:: GIVEN INSTRUCTION ::
What number of lines in the material contain the word "беспрепятственного"? Give that number alone.

:: DATA EXCERPTS ::
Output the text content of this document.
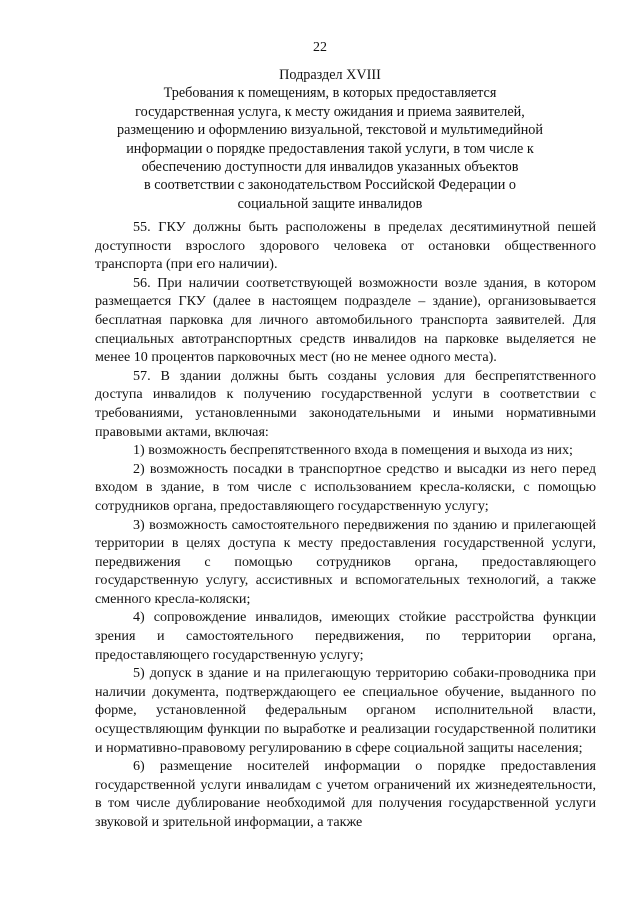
22
Подраздел XVIII
Требования к помещениям, в которых предоставляется
государственная услуга, к месту ожидания и приема заявителей,
размещению и оформлению визуальной, текстовой и мультимедийной
информации о порядке предоставления такой услуги, в том числе к
обеспечению доступности для инвалидов указанных объектов
в соответствии с законодательством Российской Федерации о
социальной защите инвалидов

55. ГКУ должны быть расположены в пределах десятиминутной пешей доступности взрослого здорового человека от остановки общественного транспорта (при его наличии).

56. При наличии соответствующей возможности возле здания, в котором размещается ГКУ (далее в настоящем подразделе – здание), организовывается бесплатная парковка для личного автомобильного транспорта заявителей. Для специальных автотранспортных средств инвалидов на парковке выделяется не менее 10 процентов парковочных мест (но не менее одного места).

57. В здании должны быть созданы условия для беспрепятственного доступа инвалидов к получению государственной услуги в соответствии с требованиями, установленными законодательными и иными нормативными правовыми актами, включая:

1) возможность беспрепятственного входа в помещения и выхода из них;

2) возможность посадки в транспортное средство и высадки из него перед входом в здание, в том числе с использованием кресла-коляски, с помощью сотрудников органа, предоставляющего государственную услугу;

3) возможность самостоятельного передвижения по зданию и прилегающей территории в целях доступа к месту предоставления государственной услуги, передвижения с помощью сотрудников органа, предоставляющего государственную услугу, ассистивных и вспомогательных технологий, а также сменного кресла-коляски;

4) сопровождение инвалидов, имеющих стойкие расстройства функции зрения и самостоятельного передвижения, по территории органа, предоставляющего государственную услугу;

5) допуск в здание и на прилегающую территорию собаки-проводника при наличии документа, подтверждающего ее специальное обучение, выданного по форме, установленной федеральным органом исполнительной власти, осуществляющим функции по выработке и реализации государственной политики и нормативно-правовому регулированию в сфере социальной защиты населения;

6) размещение носителей информации о порядке предоставления государственной услуги инвалидам с учетом ограничений их жизнедеятельности, в том числе дублирование необходимой для получения государственной услуги звуковой и зрительной информации, а также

:: EXERCISE ANSWER ::
2